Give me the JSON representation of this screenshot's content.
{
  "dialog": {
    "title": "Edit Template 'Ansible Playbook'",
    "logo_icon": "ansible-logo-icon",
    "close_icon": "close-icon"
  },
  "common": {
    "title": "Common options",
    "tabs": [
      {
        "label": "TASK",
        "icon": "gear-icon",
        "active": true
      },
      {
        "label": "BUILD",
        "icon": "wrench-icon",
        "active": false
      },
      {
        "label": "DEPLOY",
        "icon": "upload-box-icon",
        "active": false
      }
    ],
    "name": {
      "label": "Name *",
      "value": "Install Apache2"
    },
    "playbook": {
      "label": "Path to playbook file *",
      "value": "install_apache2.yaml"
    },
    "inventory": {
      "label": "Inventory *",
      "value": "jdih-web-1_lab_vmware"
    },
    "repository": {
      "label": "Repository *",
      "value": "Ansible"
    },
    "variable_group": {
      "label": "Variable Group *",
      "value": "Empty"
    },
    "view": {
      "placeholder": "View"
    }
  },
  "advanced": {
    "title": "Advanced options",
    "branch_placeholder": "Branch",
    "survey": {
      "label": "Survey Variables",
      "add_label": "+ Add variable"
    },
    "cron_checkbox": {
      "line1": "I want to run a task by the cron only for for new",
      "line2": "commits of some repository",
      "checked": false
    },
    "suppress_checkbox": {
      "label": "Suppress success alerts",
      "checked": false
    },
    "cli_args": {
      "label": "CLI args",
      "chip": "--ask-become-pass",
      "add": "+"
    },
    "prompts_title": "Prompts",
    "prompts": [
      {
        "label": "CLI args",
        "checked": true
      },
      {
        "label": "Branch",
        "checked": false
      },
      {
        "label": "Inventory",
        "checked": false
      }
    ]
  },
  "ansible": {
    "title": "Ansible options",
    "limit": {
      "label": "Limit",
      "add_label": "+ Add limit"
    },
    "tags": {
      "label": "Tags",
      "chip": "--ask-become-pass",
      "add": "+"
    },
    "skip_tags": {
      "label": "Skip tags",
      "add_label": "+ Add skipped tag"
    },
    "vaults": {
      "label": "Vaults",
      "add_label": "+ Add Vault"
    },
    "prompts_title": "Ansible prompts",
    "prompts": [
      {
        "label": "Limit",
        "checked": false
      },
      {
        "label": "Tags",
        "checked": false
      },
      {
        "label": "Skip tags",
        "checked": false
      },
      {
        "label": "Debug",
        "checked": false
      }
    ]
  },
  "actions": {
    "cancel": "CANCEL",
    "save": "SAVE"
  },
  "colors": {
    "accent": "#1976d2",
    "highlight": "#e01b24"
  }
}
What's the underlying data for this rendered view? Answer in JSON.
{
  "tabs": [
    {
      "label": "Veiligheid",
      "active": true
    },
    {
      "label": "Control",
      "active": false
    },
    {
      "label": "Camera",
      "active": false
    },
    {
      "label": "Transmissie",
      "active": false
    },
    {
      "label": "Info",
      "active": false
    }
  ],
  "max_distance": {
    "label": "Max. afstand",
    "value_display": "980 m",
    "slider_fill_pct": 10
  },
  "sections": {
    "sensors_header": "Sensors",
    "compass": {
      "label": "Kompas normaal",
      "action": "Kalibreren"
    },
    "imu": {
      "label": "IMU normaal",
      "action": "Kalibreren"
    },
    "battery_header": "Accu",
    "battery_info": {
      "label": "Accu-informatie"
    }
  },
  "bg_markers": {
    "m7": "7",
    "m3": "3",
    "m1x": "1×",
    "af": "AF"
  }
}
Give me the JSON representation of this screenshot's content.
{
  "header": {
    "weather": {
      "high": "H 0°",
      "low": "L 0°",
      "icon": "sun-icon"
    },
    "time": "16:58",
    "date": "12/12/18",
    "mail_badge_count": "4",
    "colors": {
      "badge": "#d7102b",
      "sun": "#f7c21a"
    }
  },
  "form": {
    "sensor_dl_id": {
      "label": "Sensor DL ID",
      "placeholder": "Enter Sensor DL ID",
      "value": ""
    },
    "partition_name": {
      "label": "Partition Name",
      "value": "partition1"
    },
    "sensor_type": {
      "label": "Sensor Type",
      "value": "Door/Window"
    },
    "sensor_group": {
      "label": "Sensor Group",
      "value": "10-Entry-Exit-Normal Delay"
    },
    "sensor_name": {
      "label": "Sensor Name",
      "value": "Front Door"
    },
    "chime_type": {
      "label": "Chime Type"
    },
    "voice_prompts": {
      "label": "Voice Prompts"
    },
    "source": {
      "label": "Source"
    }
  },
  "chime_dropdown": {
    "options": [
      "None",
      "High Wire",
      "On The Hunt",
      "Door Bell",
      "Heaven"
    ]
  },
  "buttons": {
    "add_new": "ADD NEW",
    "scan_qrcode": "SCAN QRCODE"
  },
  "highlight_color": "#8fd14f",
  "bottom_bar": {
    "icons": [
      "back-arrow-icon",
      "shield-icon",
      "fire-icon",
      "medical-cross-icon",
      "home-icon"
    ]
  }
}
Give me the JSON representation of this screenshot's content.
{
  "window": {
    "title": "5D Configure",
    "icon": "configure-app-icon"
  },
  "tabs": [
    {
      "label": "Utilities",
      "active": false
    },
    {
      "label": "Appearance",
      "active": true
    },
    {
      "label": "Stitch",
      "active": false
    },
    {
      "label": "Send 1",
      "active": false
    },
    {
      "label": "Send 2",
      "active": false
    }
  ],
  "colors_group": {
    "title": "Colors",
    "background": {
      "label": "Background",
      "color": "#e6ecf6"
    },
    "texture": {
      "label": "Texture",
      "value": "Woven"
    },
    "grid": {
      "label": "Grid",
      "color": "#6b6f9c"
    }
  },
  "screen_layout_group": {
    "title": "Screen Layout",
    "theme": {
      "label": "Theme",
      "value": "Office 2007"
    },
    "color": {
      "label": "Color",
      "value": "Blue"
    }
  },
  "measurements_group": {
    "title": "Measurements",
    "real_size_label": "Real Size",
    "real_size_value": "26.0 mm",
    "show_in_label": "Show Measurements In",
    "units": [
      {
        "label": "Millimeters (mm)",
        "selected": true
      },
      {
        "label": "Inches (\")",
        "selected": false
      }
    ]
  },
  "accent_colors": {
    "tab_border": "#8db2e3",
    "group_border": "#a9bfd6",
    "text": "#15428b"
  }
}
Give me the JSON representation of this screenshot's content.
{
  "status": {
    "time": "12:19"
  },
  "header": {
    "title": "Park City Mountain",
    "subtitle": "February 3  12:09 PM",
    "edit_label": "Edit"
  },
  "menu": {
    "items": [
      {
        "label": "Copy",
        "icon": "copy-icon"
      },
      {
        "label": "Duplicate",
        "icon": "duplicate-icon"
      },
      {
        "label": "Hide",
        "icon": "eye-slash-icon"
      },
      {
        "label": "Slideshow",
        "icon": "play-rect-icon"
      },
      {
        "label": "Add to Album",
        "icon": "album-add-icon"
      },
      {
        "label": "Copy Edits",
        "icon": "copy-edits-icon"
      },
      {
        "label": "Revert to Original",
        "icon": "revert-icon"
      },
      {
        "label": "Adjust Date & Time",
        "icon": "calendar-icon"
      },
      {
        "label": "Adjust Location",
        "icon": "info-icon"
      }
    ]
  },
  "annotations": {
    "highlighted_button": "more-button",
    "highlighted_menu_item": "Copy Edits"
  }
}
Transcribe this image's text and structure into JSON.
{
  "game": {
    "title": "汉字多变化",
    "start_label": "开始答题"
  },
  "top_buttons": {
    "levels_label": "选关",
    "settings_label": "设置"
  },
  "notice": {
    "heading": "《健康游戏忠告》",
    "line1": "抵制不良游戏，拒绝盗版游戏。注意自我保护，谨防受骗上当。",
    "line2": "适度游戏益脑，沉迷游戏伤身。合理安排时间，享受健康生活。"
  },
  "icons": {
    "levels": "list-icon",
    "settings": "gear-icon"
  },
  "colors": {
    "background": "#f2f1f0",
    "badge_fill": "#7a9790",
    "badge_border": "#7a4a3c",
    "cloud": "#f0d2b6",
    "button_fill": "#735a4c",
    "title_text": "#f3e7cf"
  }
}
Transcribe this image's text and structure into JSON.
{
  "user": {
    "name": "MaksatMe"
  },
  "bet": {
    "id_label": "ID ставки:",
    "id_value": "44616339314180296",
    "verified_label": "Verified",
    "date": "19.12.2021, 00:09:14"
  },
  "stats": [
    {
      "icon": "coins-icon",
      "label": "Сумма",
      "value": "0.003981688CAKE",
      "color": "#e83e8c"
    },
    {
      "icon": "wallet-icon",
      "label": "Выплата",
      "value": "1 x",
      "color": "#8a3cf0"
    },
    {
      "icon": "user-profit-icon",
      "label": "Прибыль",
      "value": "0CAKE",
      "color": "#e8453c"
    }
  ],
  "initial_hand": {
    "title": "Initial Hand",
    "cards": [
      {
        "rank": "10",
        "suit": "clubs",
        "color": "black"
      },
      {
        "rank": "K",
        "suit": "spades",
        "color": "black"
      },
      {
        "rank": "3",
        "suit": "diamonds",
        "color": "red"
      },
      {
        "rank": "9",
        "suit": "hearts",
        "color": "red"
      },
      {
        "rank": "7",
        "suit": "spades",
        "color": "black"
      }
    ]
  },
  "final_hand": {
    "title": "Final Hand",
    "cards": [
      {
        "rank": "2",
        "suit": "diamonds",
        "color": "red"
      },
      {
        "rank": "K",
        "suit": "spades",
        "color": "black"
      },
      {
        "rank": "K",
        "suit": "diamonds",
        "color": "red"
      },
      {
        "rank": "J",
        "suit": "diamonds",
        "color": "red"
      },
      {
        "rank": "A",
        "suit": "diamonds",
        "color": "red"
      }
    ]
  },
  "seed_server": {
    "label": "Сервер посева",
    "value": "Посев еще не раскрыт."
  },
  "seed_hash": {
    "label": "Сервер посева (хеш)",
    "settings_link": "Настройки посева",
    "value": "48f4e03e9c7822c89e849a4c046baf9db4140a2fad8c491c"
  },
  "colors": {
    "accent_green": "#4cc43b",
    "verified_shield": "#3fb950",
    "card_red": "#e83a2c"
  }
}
------------------------------
*Set problem*. Gather each line in these records that contains the string "посева".

*Output of the task*.
    "label": "Сервер посева",
    "label": "Сервер посева (хеш)",
    "settings_link": "Настройки посева",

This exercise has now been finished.